▸ **Problem 1**: Transcribe the stretch of the artist profile from "I’m addressed Sylvan, using" through "expression and identity.".
▸ **Problem 2**:
Answer these questions from the artist profile:
(a) From which college did Michael Sylvan Robinson receive an MFA, and in what year?
(b) Who commissioned and wore one of Robinson's pieces at the 2021 Met Gala?
(c) Which pronouns does Robinson use?

▸ **Passage provided**:
+===+

*Featured photo: Front view of “Venus Rising: a Contemporary Invocation” by Michael Sylvan Robinson. Sculptural garment, textile collage with machine and hand-stitching, beading, hand-stenciled poetic text 28″ x 38″ x 2″ (2019) was exhibited by the Society for Embroidered Work during Rome Art Week 2021, and is currently exhibited in “Adorned: Inspired by Fabric and Fashion” at the Annmarie Sculpture Garden and Arts Center in Solomons, Maryland
In Michael Sylvan Robinson‘s practice, fine art, sculpture, fashion, street art and queer activism are all intertwined. The artist employs a multiplicity of techniques and materials, juxtaposing selected fabrics into layered collages refined with machine stitching, hand stitching and beading in an overabundance of details that leads the viewer into the work and its conceptual structure. A genderqueer fibre artist and educator, Robinson holds an MFA in Interdisciplinary Arts from Goddard College (2008) and a BA from Bennington College with an emphasis in dance and theatre. From his experience as a costume designer and performer, he has developed a research focus on fibre art, creating two-dimensional works, wearable sculptures and installations. He exhibits internationally in private galleries, institutional and museum venues – at Palazzo Velli for Rome Art Week, SPRING/BREAK Art Show, the National Queer Arts Festival in San Francisco and the Wisconsin Museum of Quilts and Fiber Arts.
Combining art and fashion, his work has been photographed for Vogue Germany; one of his pieces was commissioned and worn at the Met Gala in 2021 by theatre producer Jordan Roth, a collaboration he recounts in an interview with Vogue.
Genderqueer fiber artist, activist, art educator: can you tell me who is the artist Michael Sylvan Robinson and how his artistic practice talk about him?
I’m addressed Sylvan, using my full name professionally and for listings, but just Sylvan when we’re in conversation together. I use they / he pronouns. I’ve known myself as genderqueer for most of my life, though there have been times I kept that understanding more hidden from outward expression, and now at midlife feel very inspired and renewed in my self-embodiment in this generational expansion of gender expression and identity.

+===+

▸ **Stored data**:
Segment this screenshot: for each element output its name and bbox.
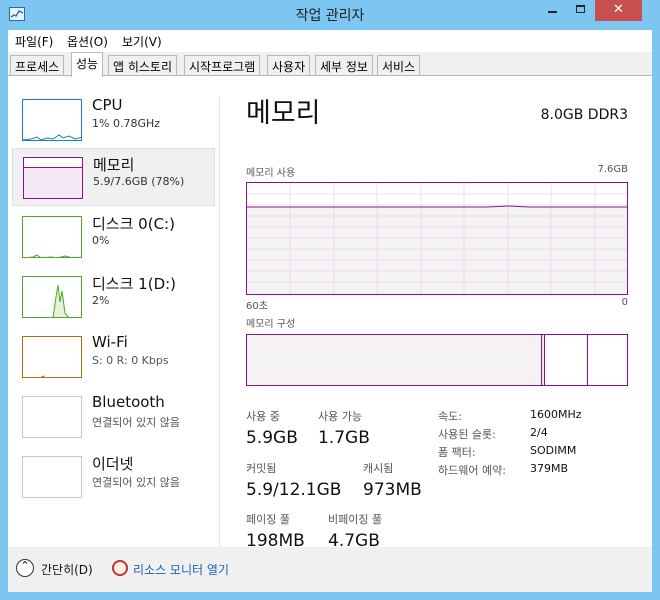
usage-graph-max: 7.6GB <box>597 164 628 175</box>
composition-in-use <box>247 335 542 385</box>
memory-usage-graph <box>246 182 628 295</box>
maximize-icon <box>576 5 585 13</box>
menu-view[interactable]: 보기(V) <box>122 33 162 50</box>
stat-in-use-value: 5.9GB <box>246 428 298 448</box>
network-graph <box>22 396 82 438</box>
tab-app-history[interactable]: 앱 히스토리 <box>108 55 178 75</box>
tab-bar: 프로세스 성능 앱 히스토리 시작프로그램 사용자 세부 정보 서비스 <box>8 52 652 77</box>
tab-performance[interactable]: 성능 <box>71 52 104 77</box>
maximize-button[interactable] <box>567 0 594 21</box>
spec-slots-value: 2/4 <box>530 426 548 439</box>
stat-in-use-label: 사용 중 <box>246 410 280 423</box>
stat-cached-value: 973MB <box>363 480 422 500</box>
network-graph <box>22 336 82 378</box>
tab-services[interactable]: 서비스 <box>377 55 421 75</box>
sidebar-item-title: Bluetooth <box>92 393 165 411</box>
spec-slots-label: 사용된 슬롯: <box>438 428 496 441</box>
stat-committed-label: 커밋됨 <box>246 462 277 475</box>
stat-paged-pool-label: 페이징 풀 <box>246 513 290 526</box>
memory-graph <box>23 157 83 199</box>
usage-line <box>247 205 627 208</box>
sidebar-item-title: CPU <box>92 96 123 114</box>
spec-speed-value: 1600MHz <box>530 408 582 421</box>
sidebar-item-disk-0[interactable]: 디스크 0(C:) 0% <box>12 208 215 266</box>
sidebar-item-ethernet[interactable]: 이더넷 연결되어 있지 않음 <box>12 448 215 506</box>
tab-details[interactable]: 세부 정보 <box>315 55 373 75</box>
sidebar-item-cpu[interactable]: CPU 1% 0.78GHz <box>12 91 215 149</box>
sidebar-item-subtitle: 연결되어 있지 않음 <box>92 476 180 489</box>
chevron-up-icon[interactable]: ⌃ <box>16 559 34 577</box>
open-resource-monitor-link[interactable]: 리소스 모니터 열기 <box>133 561 229 578</box>
sidebar-item-title: 메모리 <box>93 156 135 174</box>
tab-processes[interactable]: 프로세스 <box>10 55 65 75</box>
resource-monitor-icon <box>112 560 128 576</box>
sidebar-item-title: 디스크 0(C:) <box>92 215 175 233</box>
memory-composition-bar <box>246 334 628 386</box>
sidebar-item-subtitle: 연결되어 있지 않음 <box>92 416 180 429</box>
network-graph <box>22 456 82 498</box>
sidebar-item-subtitle: 2% <box>92 294 110 307</box>
close-button[interactable]: ✕ <box>595 0 642 21</box>
minimize-button[interactable] <box>539 0 566 21</box>
sidebar-item-wifi[interactable]: Wi-Fi S: 0 R: 0 Kbps <box>12 328 215 386</box>
minimize-icon <box>548 11 557 13</box>
client-area: 파일(F) 옵션(O) 보기(V) 프로세스 성능 앱 히스토리 시작프로그램 … <box>8 30 652 592</box>
menu-file[interactable]: 파일(F) <box>15 33 53 50</box>
composition-label: 메모리 구성 <box>246 319 296 330</box>
spec-hardware-reserved-value: 379MB <box>530 462 569 475</box>
stat-available-label: 사용 가능 <box>318 410 362 423</box>
disk-graph <box>22 276 82 318</box>
menu-bar: 파일(F) 옵션(O) 보기(V) <box>8 30 652 52</box>
sidebar-item-disk-1[interactable]: 디스크 1(D:) 2% <box>12 268 215 326</box>
composition-standby <box>545 335 588 385</box>
disk-graph <box>22 216 82 258</box>
spec-form-factor-label: 폼 팩터: <box>438 446 476 459</box>
cpu-graph <box>22 99 82 141</box>
sidebar-item-title: Wi-Fi <box>92 333 128 351</box>
divider <box>219 97 220 547</box>
usage-graph-label: 메모리 사용 <box>246 168 296 179</box>
title-bar[interactable]: 작업 관리자 ✕ <box>0 0 660 30</box>
sidebar-item-title: 디스크 1(D:) <box>92 275 177 293</box>
graph-grid <box>247 183 627 294</box>
fewer-details-button[interactable]: 간단히(D) <box>41 561 93 578</box>
spec-form-factor-value: SODIMM <box>530 444 577 457</box>
time-axis-end: 0 <box>621 297 628 308</box>
time-axis-start: 60초 <box>246 301 268 312</box>
tab-startup[interactable]: 시작프로그램 <box>184 55 261 75</box>
sidebar-item-title: 이더넷 <box>92 455 134 473</box>
stat-available-value: 1.7GB <box>318 428 370 448</box>
footer: ⌃ 간단히(D) 리소스 모니터 열기 <box>8 547 652 592</box>
close-icon: ✕ <box>613 2 624 17</box>
task-manager-window: 작업 관리자 ✕ 파일(F) 옵션(O) 보기(V) 프로세스 성능 앱 히스토… <box>0 0 660 600</box>
sidebar-item-subtitle: 0% <box>92 234 110 247</box>
sidebar-item-subtitle: 5.9/7.6GB (78%) <box>93 175 185 188</box>
stat-nonpaged-pool-label: 비페이징 풀 <box>328 513 383 526</box>
stat-committed-value: 5.9/12.1GB <box>246 480 342 500</box>
spec-speed-label: 속도: <box>438 410 462 423</box>
tab-users[interactable]: 사용자 <box>267 55 311 75</box>
sidebar-item-memory[interactable]: 메모리 5.9/7.6GB (78%) <box>12 148 215 206</box>
menu-options[interactable]: 옵션(O) <box>67 33 108 50</box>
sidebar-item-bluetooth[interactable]: Bluetooth 연결되어 있지 않음 <box>12 388 215 446</box>
sidebar-item-subtitle: 1% 0.78GHz <box>92 117 161 130</box>
performance-panel: CPU 1% 0.78GHz 메모리 5.9/7.6GB (78%) 디스크 0… <box>8 77 652 551</box>
page-title: 메모리 <box>246 98 321 129</box>
memory-spec: 8.0GB DDR3 <box>540 107 628 123</box>
stat-cached-label: 캐시됨 <box>363 462 394 475</box>
sidebar-item-subtitle: S: 0 R: 0 Kbps <box>92 354 169 367</box>
spec-hardware-reserved-label: 하드웨어 예약: <box>438 464 506 477</box>
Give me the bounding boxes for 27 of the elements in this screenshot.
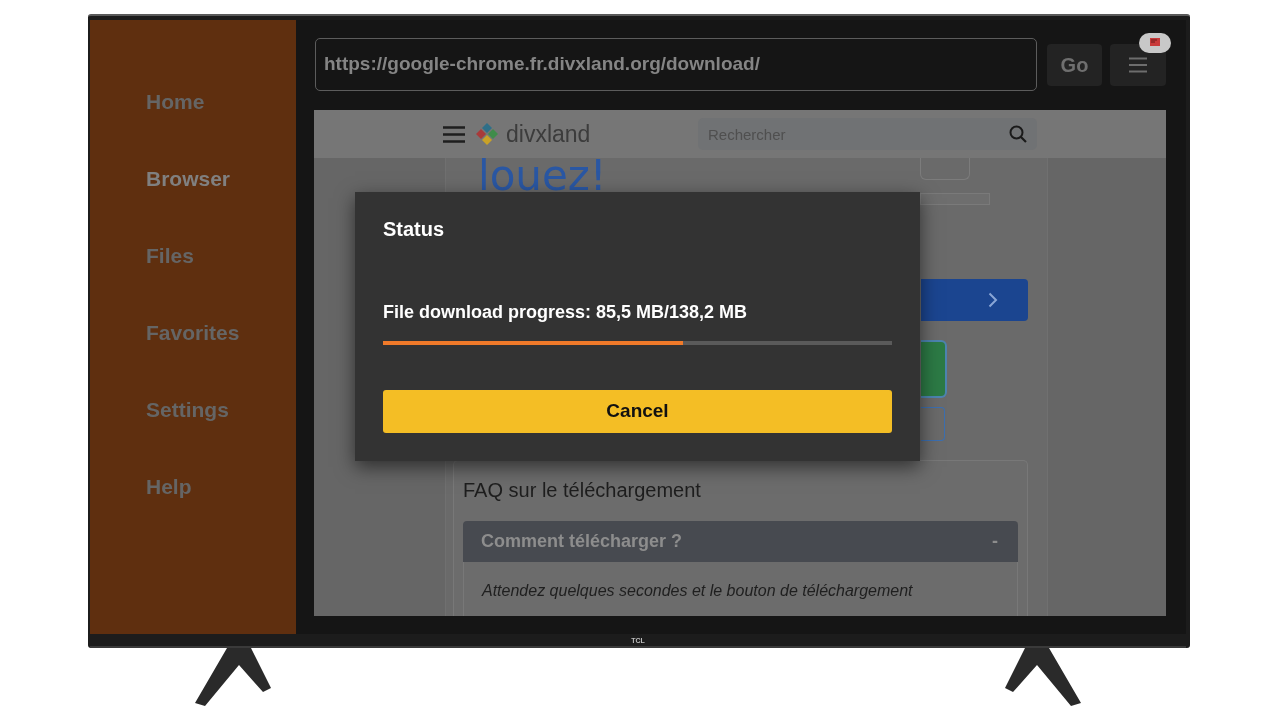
logo-text: divxland (506, 122, 591, 146)
sidebar-item[interactable]: Favorites (146, 316, 240, 349)
action-button[interactable] (921, 340, 947, 398)
input-field[interactable] (920, 193, 990, 205)
url-field[interactable]: https://google-chrome.fr.divxland.org/download/ (315, 38, 1037, 91)
search-icon[interactable] (1009, 125, 1027, 143)
chevron-icon (988, 292, 998, 308)
outline-button[interactable] (921, 407, 945, 441)
next-button[interactable] (921, 279, 1028, 321)
logo-icon (476, 123, 498, 145)
faq-answer: Attendez quelques secondes et le bouton de téléchargement (482, 581, 914, 601)
toggle-sign: - (992, 530, 998, 553)
cancel-button[interactable]: Cancel (383, 390, 892, 433)
accordion-header[interactable]: Comment télécharger ? - (463, 521, 1018, 562)
sidebar-item[interactable]: Home (146, 85, 205, 118)
headline: louez! (478, 159, 607, 192)
sidebar-item[interactable]: Help (146, 470, 192, 503)
faq-title: FAQ sur le téléchargement (463, 478, 702, 502)
sidebar-item[interactable]: Settings (146, 393, 229, 426)
menu-icon (1129, 56, 1147, 73)
menu-icon[interactable] (443, 125, 465, 143)
sidebar-item[interactable]: Files (146, 239, 194, 272)
accordion-question: Comment télécharger ? (481, 530, 683, 553)
progress-text: File download progress: 85,5 MB/138,2 MB (383, 301, 749, 324)
dialog-title: Status (383, 217, 446, 241)
go-button[interactable]: Go (1047, 43, 1102, 86)
sidebar-item[interactable]: Browser (146, 162, 231, 195)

+===+

▸ **Task response 1**:
I’m addressed Sylvan, using my full name professionally and for listings, but just Sylvan when we’re in conversation together. I use they / he pronouns. I’ve known myself as genderqueer for most of my life, though there have been times I kept that understanding more hidden from outward expression, and now at midlife feel very inspired and renewed in my self-embodiment in this generational expansion of gender expression and identity.

▸ **Task response 2**:
(a) Goddard College, in 2008.
(b) Theatre producer Jordan Roth.
(c) They / he.